§ WRITTEN PROBLEM: Pick out and copy every line in the records that contains the string "header". Case counts.
— begin —
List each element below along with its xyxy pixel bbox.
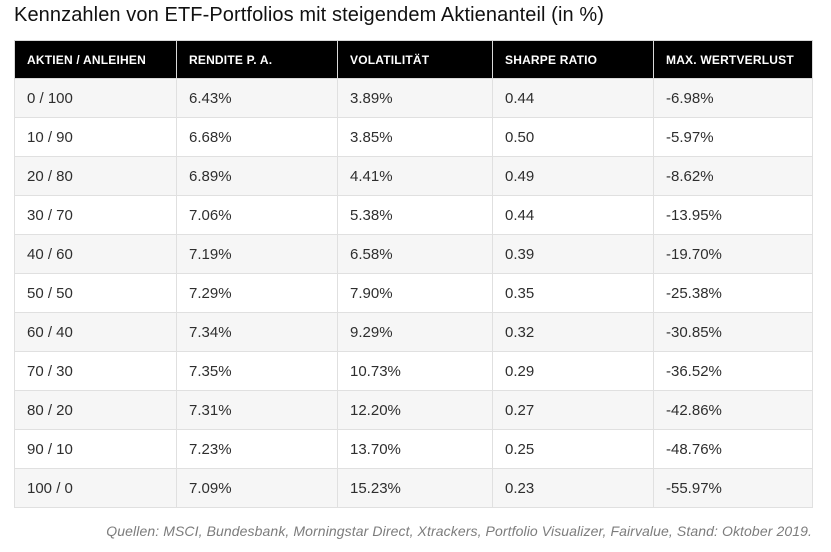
source-note: Quellen: MSCI, Bundesbank, Morningstar D… <box>106 523 812 539</box>
table-cell: 3.89% <box>337 78 493 118</box>
table-cell: -5.97% <box>653 117 813 157</box>
table-row: 10 / 90 6.68% 3.85% 0.50 -5.97% <box>14 117 813 157</box>
table-cell: 0.23 <box>492 468 654 508</box>
column-header-rendite: RENDITE P. A. <box>176 40 338 79</box>
table-cell: 0 / 100 <box>14 78 177 118</box>
table-cell: 0.25 <box>492 429 654 469</box>
table-cell: 15.23% <box>337 468 493 508</box>
table-cell: 7.23% <box>176 429 338 469</box>
table-cell: 4.41% <box>337 156 493 196</box>
table-cell: 7.19% <box>176 234 338 274</box>
table-cell: 6.58% <box>337 234 493 274</box>
table-cell: 80 / 20 <box>14 390 177 430</box>
table-cell: -13.95% <box>653 195 813 235</box>
table-cell: -19.70% <box>653 234 813 274</box>
table-cell: 60 / 40 <box>14 312 177 352</box>
table-cell: -36.52% <box>653 351 813 391</box>
table-row: 0 / 100 6.43% 3.89% 0.44 -6.98% <box>14 78 813 118</box>
table-cell: 6.68% <box>176 117 338 157</box>
table-cell: 6.89% <box>176 156 338 196</box>
table-cell: 7.34% <box>176 312 338 352</box>
table-cell: 6.43% <box>176 78 338 118</box>
table-row: 90 / 10 7.23% 13.70% 0.25 -48.76% <box>14 429 813 469</box>
table-row: 80 / 20 7.31% 12.20% 0.27 -42.86% <box>14 390 813 430</box>
table-cell: 0.39 <box>492 234 654 274</box>
table-cell: 0.44 <box>492 195 654 235</box>
table-cell: -30.85% <box>653 312 813 352</box>
table-cell: 100 / 0 <box>14 468 177 508</box>
table-cell: 7.90% <box>337 273 493 313</box>
table-cell: 12.20% <box>337 390 493 430</box>
table-cell: 10.73% <box>337 351 493 391</box>
table-cell: 3.85% <box>337 117 493 157</box>
table-cell: 0.29 <box>492 351 654 391</box>
table-row: 20 / 80 6.89% 4.41% 0.49 -8.62% <box>14 156 813 196</box>
table-cell: 5.38% <box>337 195 493 235</box>
table-cell: 7.29% <box>176 273 338 313</box>
table-row: 60 / 40 7.34% 9.29% 0.32 -30.85% <box>14 312 813 352</box>
column-header-sharpe-ratio: SHARPE RATIO <box>492 40 654 79</box>
column-header-aktien-anleihen: AKTIEN / ANLEIHEN <box>14 40 177 79</box>
table-cell: 7.09% <box>176 468 338 508</box>
table-cell: 0.49 <box>492 156 654 196</box>
table-cell: -42.86% <box>653 390 813 430</box>
table-cell: 10 / 90 <box>14 117 177 157</box>
table-cell: 0.44 <box>492 78 654 118</box>
table-cell: -55.97% <box>653 468 813 508</box>
table-header-row: AKTIEN / ANLEIHEN RENDITE P. A. VOLATILI… <box>14 40 813 79</box>
column-header-max-wertverlust: MAX. WERTVERLUST <box>653 40 813 79</box>
table-cell: 9.29% <box>337 312 493 352</box>
table-body: 0 / 100 6.43% 3.89% 0.44 -6.98% 10 / 90 6.68% 3… <box>14 78 813 508</box>
table-cell: 7.06% <box>176 195 338 235</box>
table-row: 70 / 30 7.35% 10.73% 0.29 -36.52% <box>14 351 813 391</box>
table-row: 30 / 70 7.06% 5.38% 0.44 -13.95% <box>14 195 813 235</box>
table-cell: 0.27 <box>492 390 654 430</box>
table-row: 50 / 50 7.29% 7.90% 0.35 -25.38% <box>14 273 813 313</box>
table-cell: 70 / 30 <box>14 351 177 391</box>
table-cell: 90 / 10 <box>14 429 177 469</box>
table-cell: 0.32 <box>492 312 654 352</box>
table-cell: 7.31% <box>176 390 338 430</box>
table-cell: 40 / 60 <box>14 234 177 274</box>
table-row: 100 / 0 7.09% 15.23% 0.23 -55.97% <box>14 468 813 508</box>
table-cell: 20 / 80 <box>14 156 177 196</box>
table-cell: -8.62% <box>653 156 813 196</box>
table-row: 40 / 60 7.19% 6.58% 0.39 -19.70% <box>14 234 813 274</box>
table-cell: 13.70% <box>337 429 493 469</box>
etf-metrics-table: AKTIEN / ANLEIHEN RENDITE P. A. VOLATILI… <box>14 40 813 508</box>
page-title: Kennzahlen von ETF-Portfolios mit steige… <box>14 4 605 26</box>
table-cell: 7.35% <box>176 351 338 391</box>
table-header: AKTIEN / ANLEIHEN RENDITE P. A. VOLATILI… <box>14 40 813 79</box>
table-cell: -6.98% <box>653 78 813 118</box>
table-cell: -48.76% <box>653 429 813 469</box>
table-cell: 0.50 <box>492 117 654 157</box>
table-cell: 50 / 50 <box>14 273 177 313</box>
table-cell: 30 / 70 <box>14 195 177 235</box>
column-header-volatilitaet: VOLATILITÄT <box>337 40 493 79</box>
table-cell: 0.35 <box>492 273 654 313</box>
table-cell: -25.38% <box>653 273 813 313</box>
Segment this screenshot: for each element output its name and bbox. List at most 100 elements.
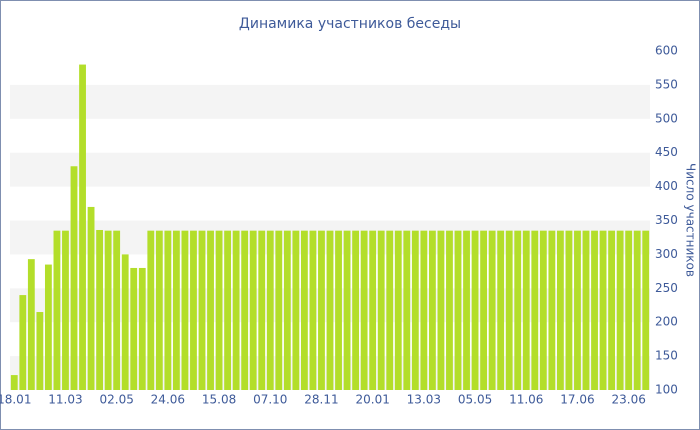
- bar: [471, 230, 479, 390]
- bar: [608, 230, 616, 390]
- bar: [616, 230, 624, 390]
- bar: [403, 230, 411, 390]
- bar: [10, 375, 18, 390]
- bar: [531, 230, 539, 390]
- bar: [207, 230, 214, 390]
- bar: [369, 230, 377, 390]
- bar: [522, 230, 530, 390]
- bar: [283, 230, 291, 390]
- bar: [497, 230, 505, 390]
- bar: [488, 230, 496, 390]
- bar: [352, 230, 360, 390]
- bar: [190, 230, 197, 390]
- x-tick-label: 24.06: [151, 393, 185, 407]
- bar: [258, 230, 266, 390]
- y-tick-label: 150: [655, 349, 678, 363]
- bar: [318, 230, 325, 390]
- bar: [62, 230, 69, 390]
- y-tick-label: 400: [655, 179, 678, 193]
- bar: [215, 230, 223, 390]
- bar: [292, 230, 300, 390]
- x-tick-label: 13.03: [407, 393, 441, 407]
- bar: [326, 230, 334, 390]
- x-tick-label: 20.01: [355, 393, 389, 407]
- bar: [386, 230, 394, 390]
- x-tick-label: 17.06: [560, 393, 594, 407]
- bar: [36, 312, 44, 390]
- bar: [121, 254, 129, 390]
- bar: [599, 230, 607, 390]
- y-tick-label: 300: [655, 247, 678, 261]
- bar: [44, 264, 52, 390]
- bar: [53, 230, 61, 390]
- bar: [266, 230, 274, 390]
- bar: [155, 230, 163, 390]
- bar: [394, 230, 402, 390]
- bar: [574, 230, 581, 390]
- y-tick-label: 550: [655, 77, 678, 91]
- bar: [446, 230, 453, 390]
- bar: [377, 230, 385, 390]
- y-tick-label: 250: [655, 281, 678, 295]
- bar: [454, 230, 462, 390]
- x-tick-label: 02.05: [99, 393, 133, 407]
- bar: [232, 230, 240, 390]
- x-tick-label: 18.01: [0, 393, 31, 407]
- bar: [309, 230, 317, 390]
- y-tick-label: 100: [655, 383, 678, 397]
- bar: [79, 64, 86, 390]
- bar: [556, 230, 564, 390]
- bar: [241, 230, 249, 390]
- bar: [505, 230, 513, 390]
- bar: [164, 230, 172, 390]
- y-tick-label: 350: [655, 213, 678, 227]
- y-tick-label: 500: [655, 111, 678, 125]
- grid-band: [10, 84, 650, 119]
- bar: [343, 230, 351, 390]
- x-tick-label: 23.06: [611, 393, 645, 407]
- bar: [96, 229, 104, 390]
- bar: [411, 230, 419, 390]
- bar: [275, 230, 283, 390]
- bar: [437, 230, 445, 390]
- bar: [335, 230, 342, 390]
- bar: [198, 230, 206, 390]
- bar: [172, 230, 180, 390]
- y-tick-label: 600: [655, 44, 678, 58]
- bar: [70, 166, 78, 390]
- x-tick-label: 05.05: [458, 393, 492, 407]
- x-tick-label: 07.10: [253, 393, 287, 407]
- bar: [138, 267, 146, 390]
- bar: [27, 259, 35, 390]
- bar: [19, 295, 27, 390]
- y-tick-label: 200: [655, 315, 678, 329]
- bar: [224, 230, 232, 390]
- bar: [582, 230, 590, 390]
- bar: [463, 230, 470, 390]
- bar: [565, 230, 573, 390]
- bar: [360, 230, 368, 390]
- bar: [591, 230, 598, 390]
- x-tick-label: 11.03: [48, 393, 82, 407]
- chart-title: Динамика участников беседы: [239, 16, 461, 32]
- bar: [642, 230, 650, 390]
- bar: [625, 230, 633, 390]
- bar: [428, 230, 436, 390]
- bar: [113, 230, 121, 390]
- bar: [300, 230, 308, 390]
- bar: [104, 230, 112, 390]
- x-tick-label: 28.11: [304, 393, 338, 407]
- x-tick-label: 15.08: [202, 393, 236, 407]
- bar: [514, 230, 522, 390]
- y-axis-label: Число участников: [684, 163, 698, 277]
- bar: [249, 230, 257, 390]
- bar: [480, 230, 488, 390]
- bar: [548, 230, 556, 390]
- bar: [633, 230, 641, 390]
- y-tick-label: 450: [655, 145, 678, 159]
- x-tick-label: 11.06: [509, 393, 543, 407]
- grid-band: [10, 152, 650, 187]
- bar: [87, 206, 95, 390]
- bar: [539, 230, 547, 390]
— end —
§ FINISHED ANSWER:
column-header-rendite: RENDITE P. A. <box>176 40 338 79</box>
column-header-sharpe-ratio: SHARPE RATIO <box>492 40 654 79</box>
column-header-aktien-anleihen: AKTIEN / ANLEIHEN <box>14 40 177 79</box>
table-header-row: AKTIEN / ANLEIHEN RENDITE P. A. VOLATILI… <box>14 40 813 79</box>
column-header-max-wertverlust: MAX. WERTVERLUST <box>653 40 813 79</box>
table-header: AKTIEN / ANLEIHEN RENDITE P. A. VOLATILI… <box>14 40 813 79</box>
column-header-volatilitaet: VOLATILITÄT <box>337 40 493 79</box>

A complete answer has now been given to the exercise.